### [Listed records]
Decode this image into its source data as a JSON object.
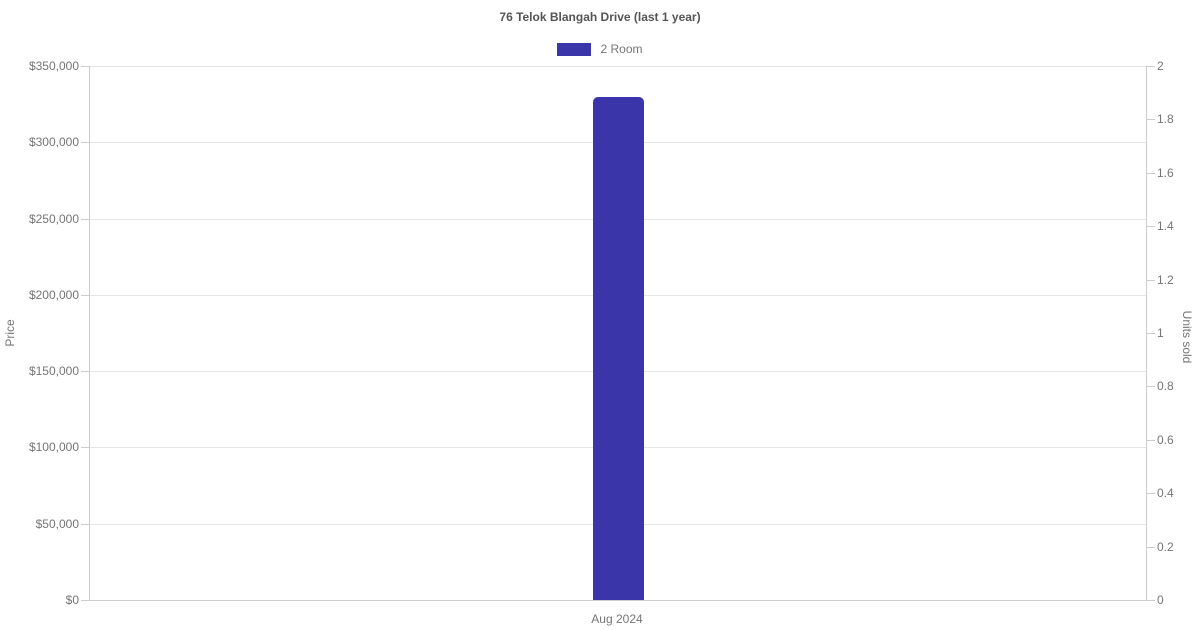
{
  "title": "76 Telok Blangah Drive (last 1 year)",
  "legend": {
    "items": [
      {
        "label": "2 Room",
        "color": "#3A35A8"
      }
    ]
  },
  "colors": {
    "bar": "#3A35A8",
    "title_text": "#555555",
    "tick_text": "#757575",
    "axis_line": "#cccccc",
    "gridline": "#e6e6e6"
  },
  "chart_data": {
    "type": "bar",
    "title": "76 Telok Blangah Drive (last 1 year)",
    "categories": [
      "Aug 2024"
    ],
    "series": [
      {
        "name": "2 Room",
        "axis": "left",
        "color": "#3A35A8",
        "values": [
          330000
        ]
      }
    ],
    "axes": {
      "left": {
        "label": "Price",
        "min": 0,
        "max": 350000,
        "tick_step": 50000,
        "tick_labels": [
          "$0",
          "$50,000",
          "$100,000",
          "$150,000",
          "$200,000",
          "$250,000",
          "$300,000",
          "$350,000"
        ]
      },
      "right": {
        "label": "Units sold",
        "min": 0,
        "max": 2,
        "tick_step": 0.2,
        "tick_labels": [
          "0",
          "0.2",
          "0.4",
          "0.6",
          "0.8",
          "1",
          "1.2",
          "1.4",
          "1.6",
          "1.8",
          "2"
        ]
      },
      "x": {
        "tick_labels": [
          "Aug 2024"
        ]
      }
    },
    "grid": "horizontal-from-left-axis",
    "legend_position": "top-center"
  }
}
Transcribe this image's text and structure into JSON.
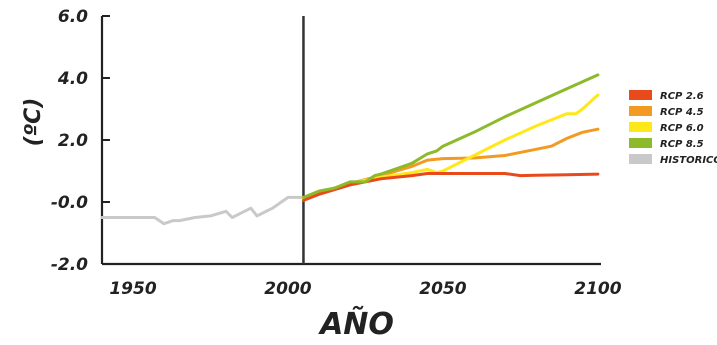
{
  "chart_data": {
    "type": "line",
    "xlabel": "AÑO",
    "ylabel": "(ºC)",
    "xlim": [
      1940,
      2101
    ],
    "ylim": [
      -2.0,
      6.0
    ],
    "x_ticks": [
      "1950",
      "2000",
      "2050",
      "2100"
    ],
    "y_ticks": [
      "6.0",
      "4.0",
      "2.0",
      "-0.0",
      "-2.0"
    ],
    "y_tick_values": [
      6,
      4,
      2,
      0,
      -2
    ],
    "x_tick_values": [
      1950,
      2000,
      2050,
      2100
    ],
    "divider_year": 2005,
    "legend_position": "right",
    "series": [
      {
        "name": "RCP 2.6",
        "color": "#e84a1c",
        "x": [
          2005,
          2010,
          2020,
          2030,
          2040,
          2045,
          2050,
          2060,
          2070,
          2075,
          2080,
          2090,
          2100
        ],
        "y": [
          0.05,
          0.25,
          0.55,
          0.75,
          0.85,
          0.92,
          0.92,
          0.92,
          0.92,
          0.85,
          0.86,
          0.88,
          0.9
        ]
      },
      {
        "name": "RCP 4.5",
        "color": "#f39a23",
        "x": [
          2005,
          2010,
          2020,
          2030,
          2040,
          2045,
          2050,
          2060,
          2070,
          2080,
          2085,
          2090,
          2095,
          2100
        ],
        "y": [
          0.1,
          0.3,
          0.6,
          0.85,
          1.15,
          1.35,
          1.4,
          1.42,
          1.5,
          1.7,
          1.8,
          2.05,
          2.25,
          2.35
        ]
      },
      {
        "name": "RCP 6.0",
        "color": "#ffe81a",
        "x": [
          2005,
          2010,
          2020,
          2030,
          2040,
          2045,
          2048,
          2050,
          2060,
          2070,
          2080,
          2090,
          2093,
          2095,
          2100
        ],
        "y": [
          0.1,
          0.3,
          0.6,
          0.8,
          0.95,
          1.05,
          0.95,
          1.0,
          1.5,
          2.0,
          2.45,
          2.85,
          2.85,
          3.0,
          3.45
        ]
      },
      {
        "name": "RCP 8.5",
        "color": "#8cba2a",
        "x": [
          2005,
          2010,
          2015,
          2020,
          2025,
          2028,
          2030,
          2040,
          2045,
          2048,
          2050,
          2060,
          2070,
          2080,
          2090,
          2100
        ],
        "y": [
          0.15,
          0.35,
          0.45,
          0.65,
          0.65,
          0.85,
          0.9,
          1.25,
          1.55,
          1.65,
          1.8,
          2.25,
          2.75,
          3.2,
          3.65,
          4.1
        ]
      },
      {
        "name": "HISTORICO",
        "color": "#c9c9c9",
        "x": [
          1940,
          1945,
          1950,
          1957,
          1960,
          1963,
          1965,
          1970,
          1975,
          1980,
          1982,
          1985,
          1988,
          1990,
          1995,
          2000,
          2005
        ],
        "y": [
          -0.5,
          -0.5,
          -0.5,
          -0.5,
          -0.7,
          -0.6,
          -0.6,
          -0.5,
          -0.45,
          -0.3,
          -0.5,
          -0.35,
          -0.2,
          -0.45,
          -0.2,
          0.15,
          0.15
        ]
      }
    ]
  }
}
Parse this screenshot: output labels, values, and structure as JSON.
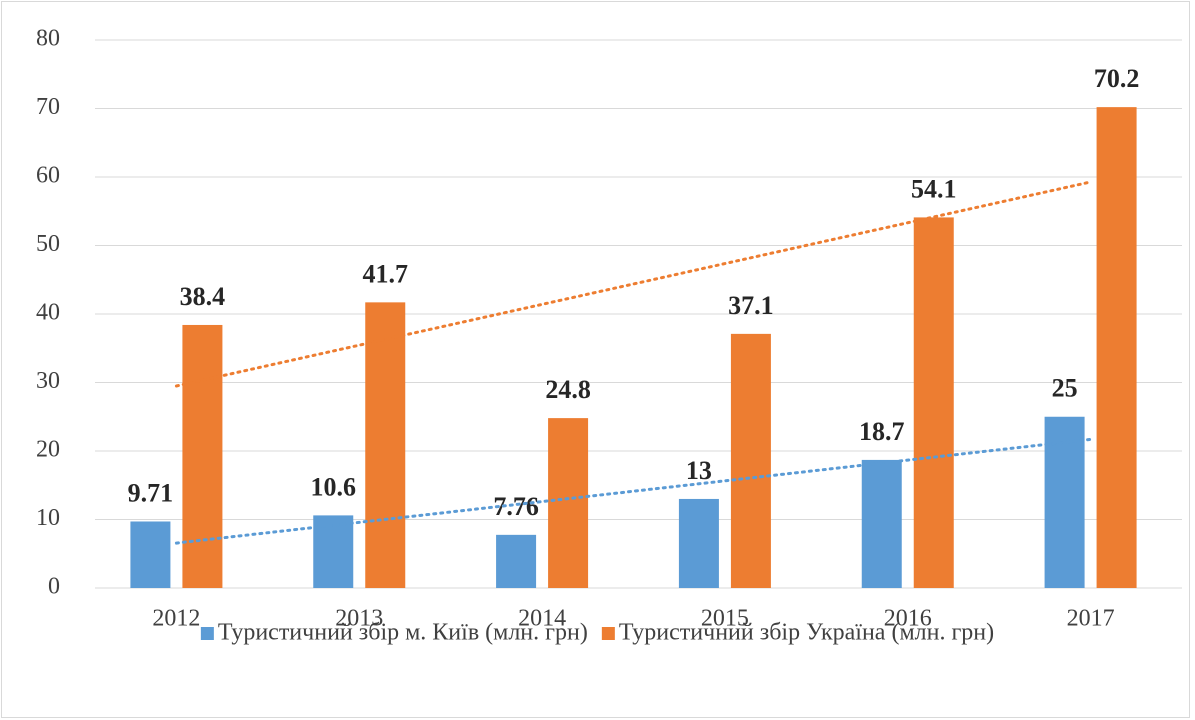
{
  "chart_data": {
    "type": "bar",
    "categories": [
      "2012",
      "2013",
      "2014",
      "2015",
      "2016",
      "2017"
    ],
    "series": [
      {
        "name": "Туристичний збір м. Київ (млн. грн)",
        "color": "#5b9bd5",
        "values": [
          9.71,
          10.6,
          7.76,
          13,
          18.7,
          25
        ],
        "trendline": "linear"
      },
      {
        "name": "Туристичний збір Україна (млн. грн)",
        "color": "#ed7d31",
        "values": [
          38.4,
          41.7,
          24.8,
          37.1,
          54.1,
          70.2
        ],
        "trendline": "linear"
      }
    ],
    "ylim": [
      0,
      80
    ],
    "yticks": [
      0,
      10,
      20,
      30,
      40,
      50,
      60,
      70,
      80
    ],
    "grid": true,
    "legend": "bottom"
  }
}
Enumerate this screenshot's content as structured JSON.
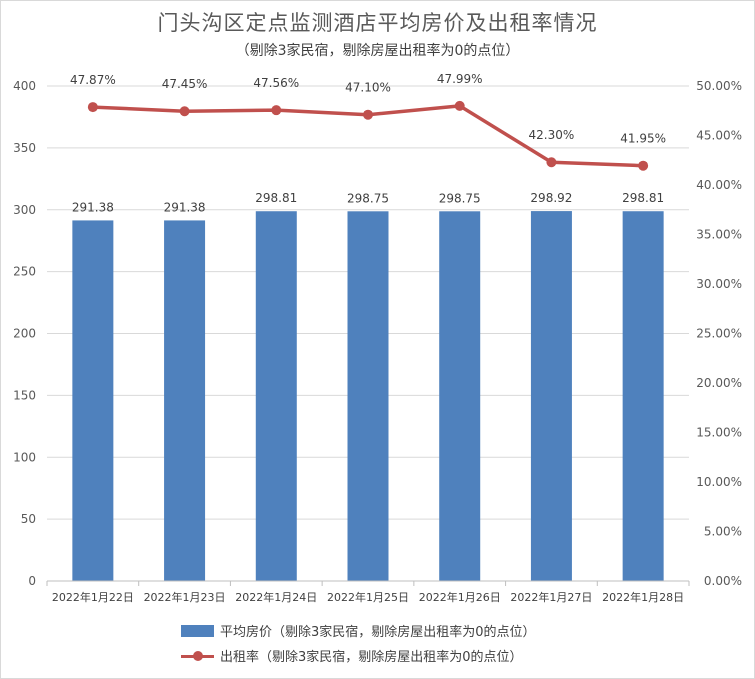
{
  "chart_data": {
    "type": "bar",
    "title": "门头沟区定点监测酒店平均房价及出租率情况",
    "subtitle": "（剔除3家民宿，剔除房屋出租率为0的点位）",
    "categories": [
      "2022年1月22日",
      "2022年1月23日",
      "2022年1月24日",
      "2022年1月25日",
      "2022年1月26日",
      "2022年1月27日",
      "2022年1月28日"
    ],
    "series": [
      {
        "name": "平均房价（剔除3家民宿，剔除房屋出租率为0的点位）",
        "type": "bar",
        "axis": "left",
        "color": "#4f81bd",
        "values": [
          291.38,
          291.38,
          298.81,
          298.75,
          298.75,
          298.92,
          298.81
        ],
        "labels": [
          "291.38",
          "291.38",
          "298.81",
          "298.75",
          "298.75",
          "298.92",
          "298.81"
        ]
      },
      {
        "name": "出租率（剔除3家民宿，剔除房屋出租率为0的点位）",
        "type": "line",
        "axis": "right",
        "color": "#c0504d",
        "values": [
          47.87,
          47.45,
          47.56,
          47.1,
          47.99,
          42.3,
          41.95
        ],
        "labels": [
          "47.87%",
          "47.45%",
          "47.56%",
          "47.10%",
          "47.99%",
          "42.30%",
          "41.95%"
        ]
      }
    ],
    "yleft": {
      "min": 0,
      "max": 400,
      "ticks": [
        "0",
        "50",
        "100",
        "150",
        "200",
        "250",
        "300",
        "350",
        "400"
      ]
    },
    "yright": {
      "min": 0,
      "max": 50,
      "unit": "%",
      "ticks": [
        "0.00%",
        "5.00%",
        "10.00%",
        "15.00%",
        "20.00%",
        "25.00%",
        "30.00%",
        "35.00%",
        "40.00%",
        "45.00%",
        "50.00%"
      ]
    },
    "grid": true,
    "legend_position": "bottom"
  }
}
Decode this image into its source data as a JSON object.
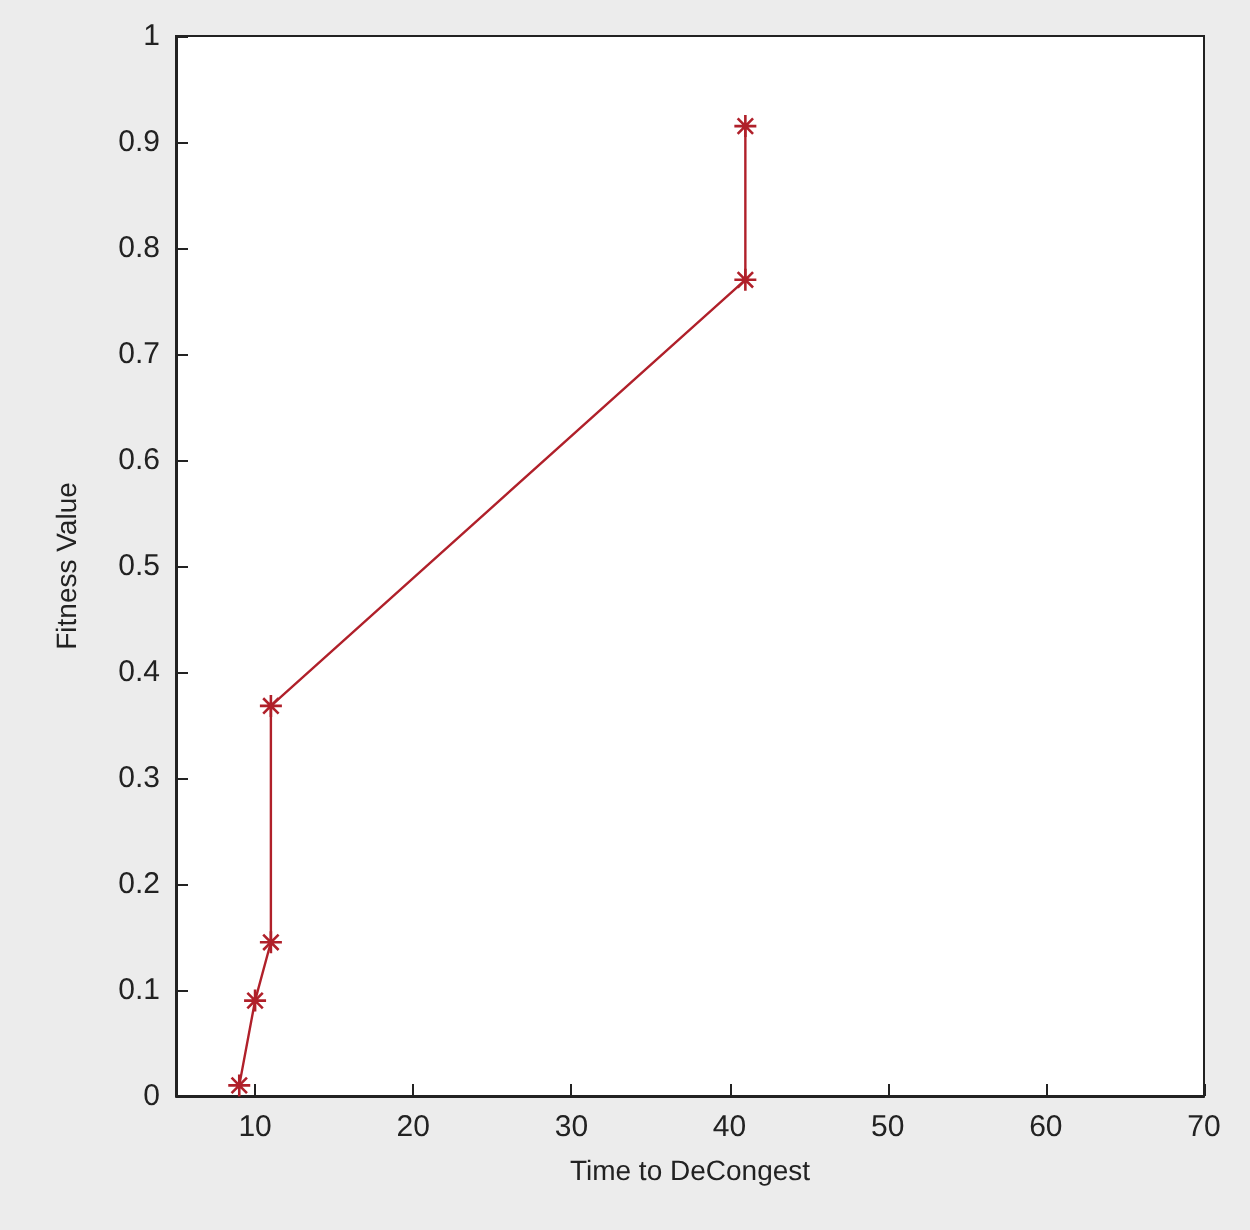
{
  "chart_data": {
    "type": "line",
    "xlabel": "Time to DeCongest",
    "ylabel": "Fitness Value",
    "series": [
      {
        "color": "#b0202a",
        "x": [
          9,
          10,
          11,
          11,
          41,
          41
        ],
        "values": [
          0.01,
          0.09,
          0.145,
          0.368,
          0.77,
          0.915
        ]
      }
    ],
    "xlim": [
      5,
      70
    ],
    "xticks": [
      10,
      20,
      30,
      40,
      50,
      60,
      70
    ],
    "ylim": [
      0,
      1
    ],
    "yticks": [
      0,
      0.1,
      0.2,
      0.3,
      0.4,
      0.5,
      0.6,
      0.7,
      0.8,
      0.9,
      1
    ],
    "grid": false,
    "marker": "cross",
    "line_style": "solid"
  }
}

### [What to work on]
Copy each line of the data above that holds "this".

### [Answer to the exercise]
Decode this image into its source data as a JSON object.
Transcribe this image's text and structure into JSON.
Parse this screenshot: output labels, values, and structure as JSON.
Enumerate this screenshot's content as structured JSON.
Decode this image into its source data as a JSON object.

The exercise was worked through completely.